INSTRUCTIONS TO FOLLOW. Output every entry exactly as written, but omit the pictures.

[Excerpts from a figure dataset]
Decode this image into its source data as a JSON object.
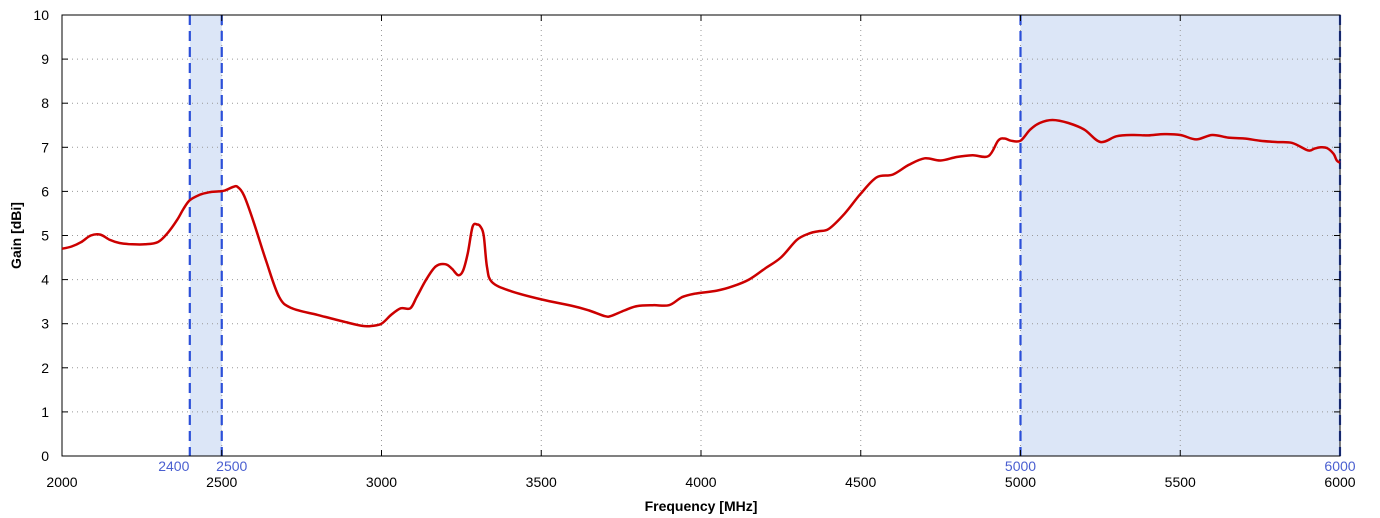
{
  "chart_data": {
    "type": "line",
    "xlabel": "Frequency [MHz]",
    "ylabel": "Gain [dBi]",
    "xlim": [
      2000,
      6000
    ],
    "ylim": [
      0,
      10
    ],
    "xticks": [
      2000,
      2500,
      3000,
      3500,
      4000,
      4500,
      5000,
      5500,
      6000
    ],
    "yticks": [
      0,
      1,
      2,
      3,
      4,
      5,
      6,
      7,
      8,
      9,
      10
    ],
    "grid": true,
    "colors": {
      "line": "#cc0000",
      "band_fill": "#dce6f7",
      "band_edge": "#2b4fd8",
      "band_label": "#4a5fd0",
      "grid": "#999999"
    },
    "bands": [
      {
        "start": 2400,
        "end": 2500,
        "start_label": "2400",
        "end_label": "2500"
      },
      {
        "start": 5000,
        "end": 6000,
        "start_label": "5000",
        "end_label": "6000"
      }
    ],
    "series": [
      {
        "x": [
          2000,
          2030,
          2060,
          2090,
          2120,
          2150,
          2180,
          2220,
          2260,
          2300,
          2330,
          2360,
          2380,
          2400,
          2430,
          2460,
          2490,
          2510,
          2535,
          2550,
          2570,
          2600,
          2640,
          2680,
          2720,
          2800,
          2880,
          2940,
          2970,
          3000,
          3030,
          3060,
          3090,
          3110,
          3140,
          3170,
          3200,
          3220,
          3240,
          3255,
          3270,
          3285,
          3300,
          3310,
          3320,
          3330,
          3345,
          3400,
          3500,
          3600,
          3650,
          3700,
          3720,
          3760,
          3800,
          3850,
          3900,
          3940,
          3980,
          4050,
          4100,
          4150,
          4200,
          4250,
          4300,
          4340,
          4370,
          4400,
          4450,
          4500,
          4550,
          4600,
          4650,
          4700,
          4750,
          4800,
          4850,
          4900,
          4930,
          4950,
          4970,
          5000,
          5030,
          5060,
          5100,
          5150,
          5200,
          5250,
          5300,
          5350,
          5400,
          5450,
          5500,
          5550,
          5600,
          5650,
          5700,
          5750,
          5800,
          5850,
          5900,
          5920,
          5940,
          5960,
          5980,
          5990,
          6000
        ],
        "y": [
          4.7,
          4.75,
          4.85,
          5.0,
          5.02,
          4.9,
          4.83,
          4.8,
          4.8,
          4.85,
          5.05,
          5.35,
          5.6,
          5.8,
          5.92,
          5.98,
          6.0,
          6.02,
          6.1,
          6.1,
          5.9,
          5.3,
          4.4,
          3.6,
          3.35,
          3.2,
          3.05,
          2.95,
          2.95,
          3.0,
          3.2,
          3.35,
          3.35,
          3.6,
          4.0,
          4.3,
          4.35,
          4.25,
          4.1,
          4.2,
          4.6,
          5.2,
          5.25,
          5.2,
          5.0,
          4.3,
          3.95,
          3.75,
          3.55,
          3.4,
          3.3,
          3.17,
          3.18,
          3.3,
          3.4,
          3.42,
          3.42,
          3.6,
          3.68,
          3.75,
          3.85,
          4.0,
          4.25,
          4.5,
          4.9,
          5.05,
          5.1,
          5.15,
          5.5,
          5.95,
          6.32,
          6.38,
          6.6,
          6.75,
          6.7,
          6.78,
          6.82,
          6.8,
          7.15,
          7.2,
          7.15,
          7.15,
          7.4,
          7.55,
          7.62,
          7.55,
          7.4,
          7.12,
          7.25,
          7.28,
          7.27,
          7.3,
          7.28,
          7.18,
          7.28,
          7.22,
          7.2,
          7.15,
          7.12,
          7.1,
          6.93,
          6.97,
          7.0,
          6.98,
          6.85,
          6.7,
          6.65
        ]
      }
    ]
  }
}
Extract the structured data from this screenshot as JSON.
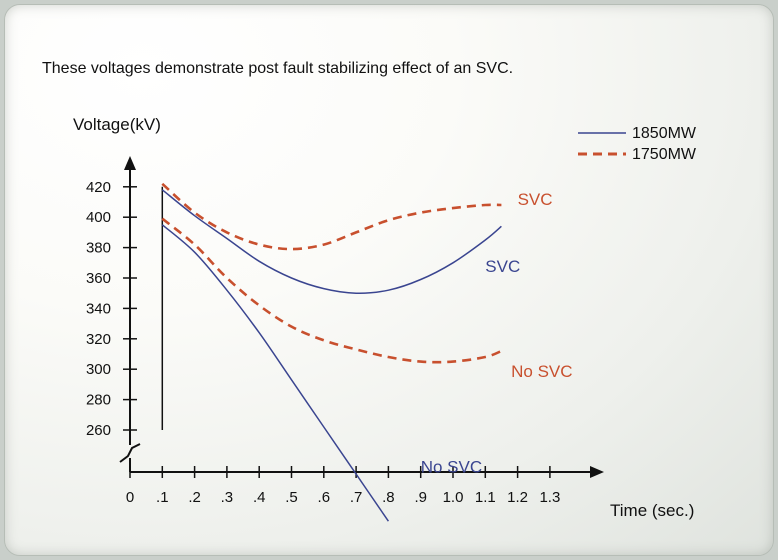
{
  "caption": "These voltages demonstrate post fault stabilizing effect of an SVC.",
  "colors": {
    "1850MW": "#3a4590",
    "1750MW": "#c8502e"
  },
  "chart_data": {
    "type": "line",
    "title": "",
    "xlabel": "Time (sec.)",
    "ylabel": "Voltage(kV)",
    "x_ticks": [
      "0",
      ".1",
      ".2",
      ".3",
      ".4",
      ".5",
      ".6",
      ".7",
      ".8",
      ".9",
      "1.0",
      "1.1",
      "1.2",
      "1.3"
    ],
    "y_ticks": [
      "260",
      "280",
      "300",
      "320",
      "340",
      "360",
      "380",
      "400",
      "420"
    ],
    "ylim": [
      260,
      420
    ],
    "y_axis_broken": true,
    "legend": {
      "position": "top-right"
    },
    "series": [
      {
        "name": "1850MW",
        "condition": "SVC",
        "style": "solid",
        "x": [
          0.1,
          0.2,
          0.3,
          0.4,
          0.5,
          0.6,
          0.7,
          0.8,
          0.9,
          1.0,
          1.1,
          1.15
        ],
        "y": [
          418,
          401,
          386,
          371,
          360,
          353,
          350,
          352,
          359,
          370,
          385,
          394
        ]
      },
      {
        "name": "1850MW",
        "condition": "No SVC",
        "style": "solid",
        "x": [
          0.1,
          0.2,
          0.3,
          0.4,
          0.5,
          0.6,
          0.7,
          0.8
        ],
        "y": [
          395,
          377,
          352,
          324,
          293,
          262,
          231,
          200
        ]
      },
      {
        "name": "1750MW",
        "condition": "SVC",
        "style": "dashed",
        "x": [
          0.1,
          0.2,
          0.3,
          0.4,
          0.5,
          0.6,
          0.7,
          0.8,
          0.9,
          1.0,
          1.1,
          1.15
        ],
        "y": [
          422,
          403,
          390,
          382,
          379,
          382,
          390,
          398,
          403,
          406,
          408,
          408
        ]
      },
      {
        "name": "1750MW",
        "condition": "No SVC",
        "style": "dashed",
        "x": [
          0.1,
          0.2,
          0.3,
          0.4,
          0.5,
          0.6,
          0.7,
          0.8,
          0.9,
          1.0,
          1.1,
          1.15
        ],
        "y": [
          399,
          382,
          360,
          342,
          328,
          319,
          313,
          308,
          305,
          305,
          308,
          312
        ]
      }
    ],
    "annotations": [
      {
        "text": "SVC",
        "series": "1750MW",
        "anchor_x": 1.2,
        "anchor_y": 408
      },
      {
        "text": "SVC",
        "series": "1850MW",
        "anchor_x": 1.1,
        "anchor_y": 364
      },
      {
        "text": "No SVC",
        "series": "1750MW",
        "anchor_x": 1.18,
        "anchor_y": 295
      },
      {
        "text": "No SVC",
        "series": "1850MW",
        "anchor_x": 0.9,
        "anchor_y": 232
      }
    ]
  }
}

COMPLETE ANSWER.
Decode this image into its source data as a JSON object.
{
  "chart_data": {
    "type": "line",
    "xlabel": "Frequency [MHz]",
    "ylabel": "Gain [dBi]",
    "xlim": [
      2000,
      6000
    ],
    "ylim": [
      0,
      10
    ],
    "xticks": [
      2000,
      2500,
      3000,
      3500,
      4000,
      4500,
      5000,
      5500,
      6000
    ],
    "yticks": [
      0,
      1,
      2,
      3,
      4,
      5,
      6,
      7,
      8,
      9,
      10
    ],
    "grid": true,
    "colors": {
      "line": "#cc0000",
      "band_fill": "#dce6f7",
      "band_edge": "#2b4fd8",
      "band_label": "#4a5fd0",
      "grid": "#999999"
    },
    "bands": [
      {
        "start": 2400,
        "end": 2500,
        "start_label": "2400",
        "end_label": "2500"
      },
      {
        "start": 5000,
        "end": 6000,
        "start_label": "5000",
        "end_label": "6000"
      }
    ],
    "series": [
      {
        "x": [
          2000,
          2030,
          2060,
          2090,
          2120,
          2150,
          2180,
          2220,
          2260,
          2300,
          2330,
          2360,
          2380,
          2400,
          2430,
          2460,
          2490,
          2510,
          2535,
          2550,
          2570,
          2600,
          2640,
          2680,
          2720,
          2800,
          2880,
          2940,
          2970,
          3000,
          3030,
          3060,
          3090,
          3110,
          3140,
          3170,
          3200,
          3220,
          3240,
          3255,
          3270,
          3285,
          3300,
          3310,
          3320,
          3330,
          3345,
          3400,
          3500,
          3600,
          3650,
          3700,
          3720,
          3760,
          3800,
          3850,
          3900,
          3940,
          3980,
          4050,
          4100,
          4150,
          4200,
          4250,
          4300,
          4340,
          4370,
          4400,
          4450,
          4500,
          4550,
          4600,
          4650,
          4700,
          4750,
          4800,
          4850,
          4900,
          4930,
          4950,
          4970,
          5000,
          5030,
          5060,
          5100,
          5150,
          5200,
          5250,
          5300,
          5350,
          5400,
          5450,
          5500,
          5550,
          5600,
          5650,
          5700,
          5750,
          5800,
          5850,
          5900,
          5920,
          5940,
          5960,
          5980,
          5990,
          6000
        ],
        "y": [
          4.7,
          4.75,
          4.85,
          5.0,
          5.02,
          4.9,
          4.83,
          4.8,
          4.8,
          4.85,
          5.05,
          5.35,
          5.6,
          5.8,
          5.92,
          5.98,
          6.0,
          6.02,
          6.1,
          6.1,
          5.9,
          5.3,
          4.4,
          3.6,
          3.35,
          3.2,
          3.05,
          2.95,
          2.95,
          3.0,
          3.2,
          3.35,
          3.35,
          3.6,
          4.0,
          4.3,
          4.35,
          4.25,
          4.1,
          4.2,
          4.6,
          5.2,
          5.25,
          5.2,
          5.0,
          4.3,
          3.95,
          3.75,
          3.55,
          3.4,
          3.3,
          3.17,
          3.18,
          3.3,
          3.4,
          3.42,
          3.42,
          3.6,
          3.68,
          3.75,
          3.85,
          4.0,
          4.25,
          4.5,
          4.9,
          5.05,
          5.1,
          5.15,
          5.5,
          5.95,
          6.32,
          6.38,
          6.6,
          6.75,
          6.7,
          6.78,
          6.82,
          6.8,
          7.15,
          7.2,
          7.15,
          7.15,
          7.4,
          7.55,
          7.62,
          7.55,
          7.4,
          7.12,
          7.25,
          7.28,
          7.27,
          7.3,
          7.28,
          7.18,
          7.28,
          7.22,
          7.2,
          7.15,
          7.12,
          7.1,
          6.93,
          6.97,
          7.0,
          6.98,
          6.85,
          6.7,
          6.65
        ]
      }
    ]
  }
}
Extract the structured data from this screenshot as JSON.
{
  "caption": "These voltages demonstrate post fault stabilizing effect of an SVC.",
  "colors": {
    "1850MW": "#3a4590",
    "1750MW": "#c8502e"
  },
  "chart_data": {
    "type": "line",
    "title": "",
    "xlabel": "Time (sec.)",
    "ylabel": "Voltage(kV)",
    "x_ticks": [
      "0",
      ".1",
      ".2",
      ".3",
      ".4",
      ".5",
      ".6",
      ".7",
      ".8",
      ".9",
      "1.0",
      "1.1",
      "1.2",
      "1.3"
    ],
    "y_ticks": [
      "260",
      "280",
      "300",
      "320",
      "340",
      "360",
      "380",
      "400",
      "420"
    ],
    "ylim": [
      260,
      420
    ],
    "y_axis_broken": true,
    "legend": {
      "position": "top-right"
    },
    "series": [
      {
        "name": "1850MW",
        "condition": "SVC",
        "style": "solid",
        "x": [
          0.1,
          0.2,
          0.3,
          0.4,
          0.5,
          0.6,
          0.7,
          0.8,
          0.9,
          1.0,
          1.1,
          1.15
        ],
        "y": [
          418,
          401,
          386,
          371,
          360,
          353,
          350,
          352,
          359,
          370,
          385,
          394
        ]
      },
      {
        "name": "1850MW",
        "condition": "No SVC",
        "style": "solid",
        "x": [
          0.1,
          0.2,
          0.3,
          0.4,
          0.5,
          0.6,
          0.7,
          0.8
        ],
        "y": [
          395,
          377,
          352,
          324,
          293,
          262,
          231,
          200
        ]
      },
      {
        "name": "1750MW",
        "condition": "SVC",
        "style": "dashed",
        "x": [
          0.1,
          0.2,
          0.3,
          0.4,
          0.5,
          0.6,
          0.7,
          0.8,
          0.9,
          1.0,
          1.1,
          1.15
        ],
        "y": [
          422,
          403,
          390,
          382,
          379,
          382,
          390,
          398,
          403,
          406,
          408,
          408
        ]
      },
      {
        "name": "1750MW",
        "condition": "No SVC",
        "style": "dashed",
        "x": [
          0.1,
          0.2,
          0.3,
          0.4,
          0.5,
          0.6,
          0.7,
          0.8,
          0.9,
          1.0,
          1.1,
          1.15
        ],
        "y": [
          399,
          382,
          360,
          342,
          328,
          319,
          313,
          308,
          305,
          305,
          308,
          312
        ]
      }
    ],
    "annotations": [
      {
        "text": "SVC",
        "series": "1750MW",
        "anchor_x": 1.2,
        "anchor_y": 408
      },
      {
        "text": "SVC",
        "series": "1850MW",
        "anchor_x": 1.1,
        "anchor_y": 364
      },
      {
        "text": "No SVC",
        "series": "1750MW",
        "anchor_x": 1.18,
        "anchor_y": 295
      },
      {
        "text": "No SVC",
        "series": "1850MW",
        "anchor_x": 0.9,
        "anchor_y": 232
      }
    ]
  }
}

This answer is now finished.